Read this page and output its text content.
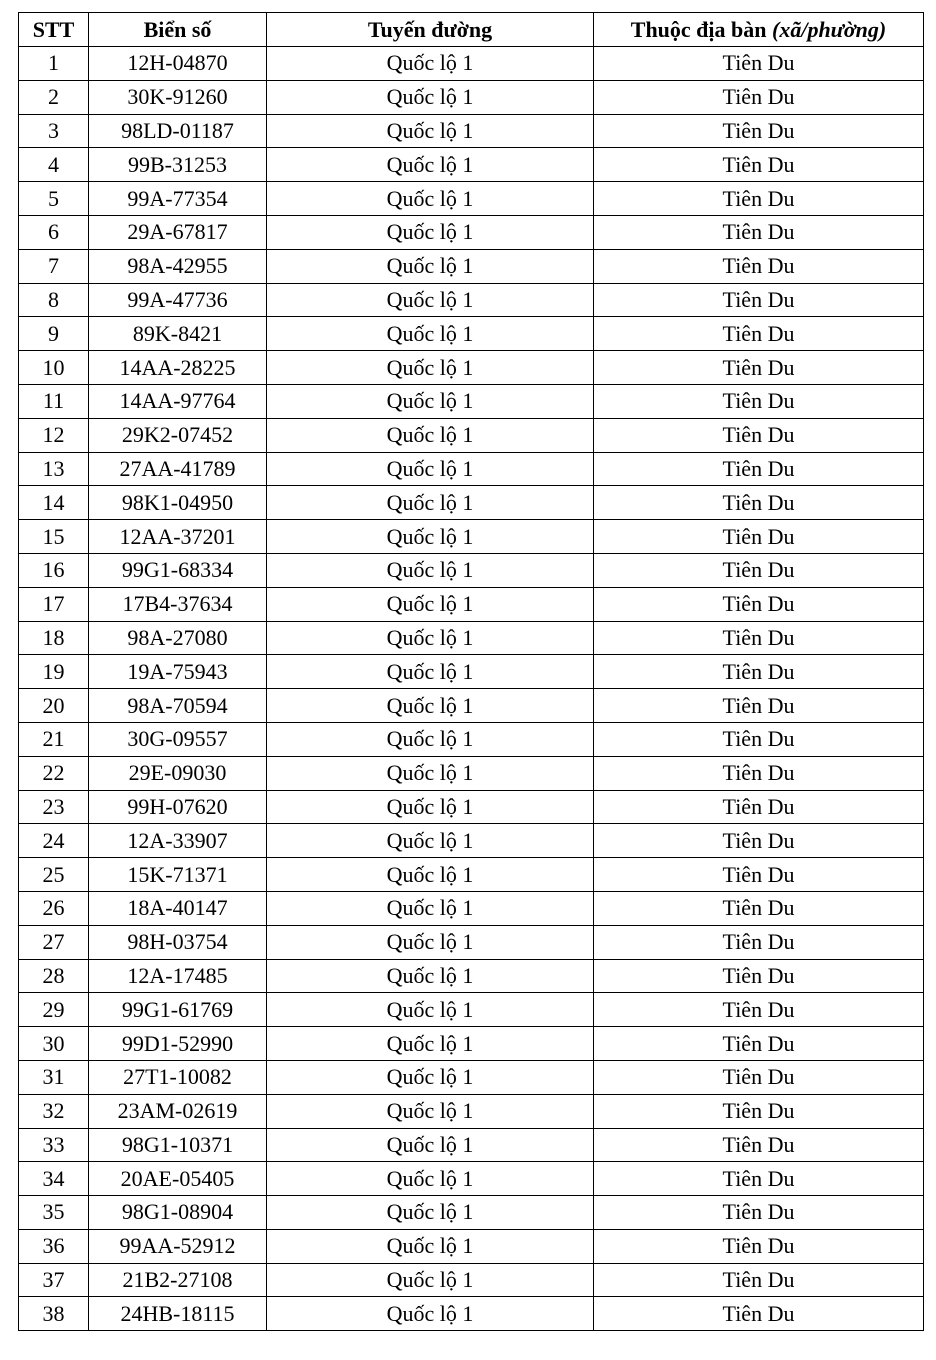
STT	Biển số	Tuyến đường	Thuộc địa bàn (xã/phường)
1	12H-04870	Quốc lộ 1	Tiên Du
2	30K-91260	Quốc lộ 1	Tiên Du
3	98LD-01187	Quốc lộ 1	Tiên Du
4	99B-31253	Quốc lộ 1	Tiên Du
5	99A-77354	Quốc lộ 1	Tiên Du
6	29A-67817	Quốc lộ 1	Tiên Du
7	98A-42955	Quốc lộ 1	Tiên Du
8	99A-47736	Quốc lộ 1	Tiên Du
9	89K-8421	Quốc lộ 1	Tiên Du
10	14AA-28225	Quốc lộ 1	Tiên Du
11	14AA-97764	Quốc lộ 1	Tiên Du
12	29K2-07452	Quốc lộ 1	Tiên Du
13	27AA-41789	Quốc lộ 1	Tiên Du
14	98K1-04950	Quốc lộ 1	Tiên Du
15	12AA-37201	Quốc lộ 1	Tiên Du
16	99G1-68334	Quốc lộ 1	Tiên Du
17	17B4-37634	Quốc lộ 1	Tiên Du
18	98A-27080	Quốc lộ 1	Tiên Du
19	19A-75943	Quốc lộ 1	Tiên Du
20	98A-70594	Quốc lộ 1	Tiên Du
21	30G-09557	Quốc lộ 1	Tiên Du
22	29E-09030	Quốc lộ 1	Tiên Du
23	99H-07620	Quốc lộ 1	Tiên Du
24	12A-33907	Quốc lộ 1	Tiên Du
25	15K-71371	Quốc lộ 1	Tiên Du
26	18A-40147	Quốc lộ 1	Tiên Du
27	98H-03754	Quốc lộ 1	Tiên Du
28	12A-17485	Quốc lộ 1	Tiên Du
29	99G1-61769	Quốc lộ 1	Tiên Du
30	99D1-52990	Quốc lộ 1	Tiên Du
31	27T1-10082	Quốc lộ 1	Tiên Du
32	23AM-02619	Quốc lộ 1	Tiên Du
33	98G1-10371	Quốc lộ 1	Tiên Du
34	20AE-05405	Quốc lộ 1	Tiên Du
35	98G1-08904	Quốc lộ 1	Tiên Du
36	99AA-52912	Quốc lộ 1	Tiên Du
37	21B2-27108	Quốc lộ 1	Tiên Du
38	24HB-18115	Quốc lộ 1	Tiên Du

━━━━━━━━

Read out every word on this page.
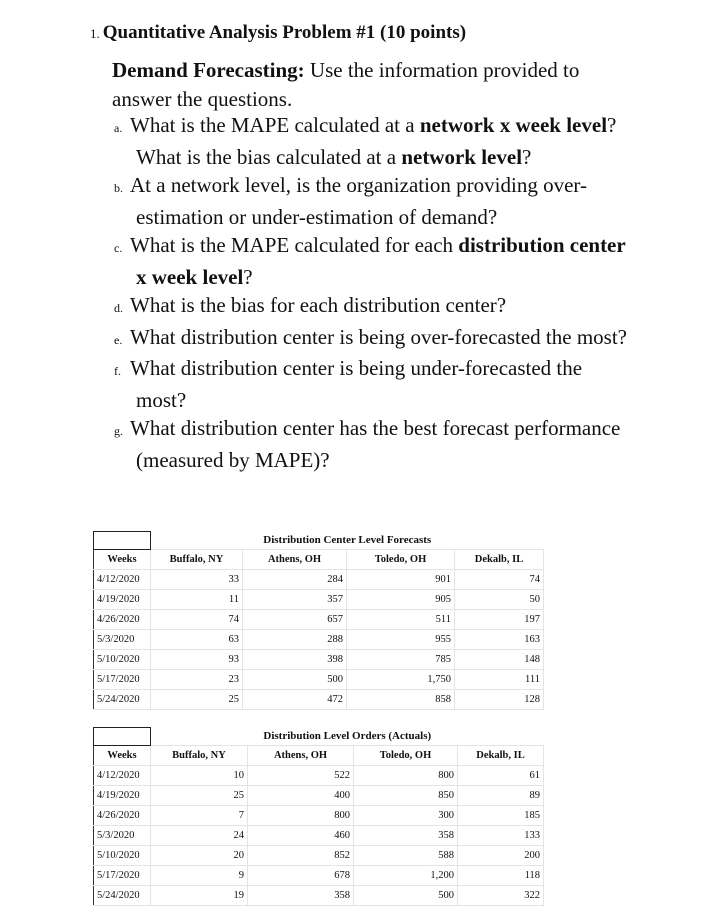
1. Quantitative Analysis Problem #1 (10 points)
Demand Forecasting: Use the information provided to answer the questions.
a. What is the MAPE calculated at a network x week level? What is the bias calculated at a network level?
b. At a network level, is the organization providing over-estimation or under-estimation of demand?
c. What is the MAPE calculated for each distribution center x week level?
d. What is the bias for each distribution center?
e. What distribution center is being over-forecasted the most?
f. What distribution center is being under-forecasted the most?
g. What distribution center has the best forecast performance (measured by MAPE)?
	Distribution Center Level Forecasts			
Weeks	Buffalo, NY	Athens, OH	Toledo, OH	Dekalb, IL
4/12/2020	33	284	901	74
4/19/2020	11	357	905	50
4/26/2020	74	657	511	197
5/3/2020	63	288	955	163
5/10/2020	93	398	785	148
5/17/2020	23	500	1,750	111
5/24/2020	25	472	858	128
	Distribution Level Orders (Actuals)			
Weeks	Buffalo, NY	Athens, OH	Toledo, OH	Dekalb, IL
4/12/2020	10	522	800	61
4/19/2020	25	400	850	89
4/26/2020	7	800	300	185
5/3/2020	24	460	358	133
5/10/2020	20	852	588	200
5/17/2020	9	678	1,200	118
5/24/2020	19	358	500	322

━━━━━━━━

EXERCISE REQUIREMENTS | Take every line containing the word "bias" and copy it.

RESULT OF THE TASK |
a. What is the MAPE calculated at a network x week level? What is the bias calculated at a network level?
d. What is the bias for each distribution center?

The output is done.